Exercise data -
* * * *
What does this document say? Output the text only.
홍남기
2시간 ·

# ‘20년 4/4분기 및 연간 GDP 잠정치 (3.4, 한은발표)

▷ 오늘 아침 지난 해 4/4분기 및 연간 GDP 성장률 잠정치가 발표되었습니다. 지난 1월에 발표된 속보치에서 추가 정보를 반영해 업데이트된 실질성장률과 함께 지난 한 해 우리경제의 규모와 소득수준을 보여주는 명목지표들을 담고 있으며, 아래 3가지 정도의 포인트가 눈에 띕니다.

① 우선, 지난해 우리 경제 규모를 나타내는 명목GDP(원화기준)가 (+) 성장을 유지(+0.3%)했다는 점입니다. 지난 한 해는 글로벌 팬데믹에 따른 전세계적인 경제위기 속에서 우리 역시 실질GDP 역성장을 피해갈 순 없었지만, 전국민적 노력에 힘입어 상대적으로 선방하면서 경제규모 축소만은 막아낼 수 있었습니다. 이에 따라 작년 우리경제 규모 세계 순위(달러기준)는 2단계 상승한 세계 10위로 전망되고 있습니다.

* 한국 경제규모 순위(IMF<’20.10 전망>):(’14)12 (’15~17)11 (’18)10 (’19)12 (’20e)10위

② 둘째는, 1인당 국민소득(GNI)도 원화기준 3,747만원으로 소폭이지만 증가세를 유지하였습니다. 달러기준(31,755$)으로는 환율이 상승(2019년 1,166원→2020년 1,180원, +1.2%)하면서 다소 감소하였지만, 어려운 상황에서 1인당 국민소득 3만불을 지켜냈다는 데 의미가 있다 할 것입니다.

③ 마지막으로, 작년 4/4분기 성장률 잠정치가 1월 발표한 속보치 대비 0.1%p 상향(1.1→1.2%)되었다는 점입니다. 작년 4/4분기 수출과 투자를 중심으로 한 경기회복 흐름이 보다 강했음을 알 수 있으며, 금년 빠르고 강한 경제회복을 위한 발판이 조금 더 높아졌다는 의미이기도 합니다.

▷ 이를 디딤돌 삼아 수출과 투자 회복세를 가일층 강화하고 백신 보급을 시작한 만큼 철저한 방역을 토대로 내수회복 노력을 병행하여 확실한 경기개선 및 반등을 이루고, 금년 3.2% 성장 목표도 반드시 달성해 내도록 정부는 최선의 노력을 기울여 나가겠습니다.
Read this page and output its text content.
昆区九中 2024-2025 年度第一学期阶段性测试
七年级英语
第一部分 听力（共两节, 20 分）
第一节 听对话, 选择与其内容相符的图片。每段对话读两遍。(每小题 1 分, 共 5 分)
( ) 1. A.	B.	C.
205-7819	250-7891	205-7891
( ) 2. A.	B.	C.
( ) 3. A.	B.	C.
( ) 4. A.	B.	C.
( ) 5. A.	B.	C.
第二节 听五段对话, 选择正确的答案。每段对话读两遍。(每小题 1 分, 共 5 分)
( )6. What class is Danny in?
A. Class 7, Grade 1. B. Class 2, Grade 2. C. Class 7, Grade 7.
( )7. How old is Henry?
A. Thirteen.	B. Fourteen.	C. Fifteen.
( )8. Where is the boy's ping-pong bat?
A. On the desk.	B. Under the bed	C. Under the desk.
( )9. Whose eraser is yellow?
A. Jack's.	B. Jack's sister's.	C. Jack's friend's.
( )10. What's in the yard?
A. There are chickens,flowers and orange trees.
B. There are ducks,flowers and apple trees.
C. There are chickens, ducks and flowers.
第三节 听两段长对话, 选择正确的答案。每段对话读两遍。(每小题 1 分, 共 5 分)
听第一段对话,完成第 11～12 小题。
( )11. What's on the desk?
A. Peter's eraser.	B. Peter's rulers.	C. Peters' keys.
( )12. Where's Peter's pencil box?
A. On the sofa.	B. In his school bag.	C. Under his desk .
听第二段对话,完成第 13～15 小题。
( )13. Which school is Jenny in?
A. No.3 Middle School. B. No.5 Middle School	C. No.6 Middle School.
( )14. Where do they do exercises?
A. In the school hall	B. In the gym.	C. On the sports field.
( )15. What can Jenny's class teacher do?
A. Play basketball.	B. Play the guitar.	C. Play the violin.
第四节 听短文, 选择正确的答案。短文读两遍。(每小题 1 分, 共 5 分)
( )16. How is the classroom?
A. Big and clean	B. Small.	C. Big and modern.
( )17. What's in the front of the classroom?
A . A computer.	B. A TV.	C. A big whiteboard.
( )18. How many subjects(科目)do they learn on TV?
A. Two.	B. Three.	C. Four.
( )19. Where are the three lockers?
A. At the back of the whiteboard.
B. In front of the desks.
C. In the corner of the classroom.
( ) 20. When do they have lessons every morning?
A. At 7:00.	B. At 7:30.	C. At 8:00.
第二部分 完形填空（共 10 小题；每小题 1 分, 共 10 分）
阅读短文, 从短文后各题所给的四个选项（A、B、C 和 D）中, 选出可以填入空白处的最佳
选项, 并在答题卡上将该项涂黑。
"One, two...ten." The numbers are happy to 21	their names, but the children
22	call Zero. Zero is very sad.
* * * *
Stated exercise -
In how many lines does the word "Peter" appear? Respond with the number alone.

Correct output -
2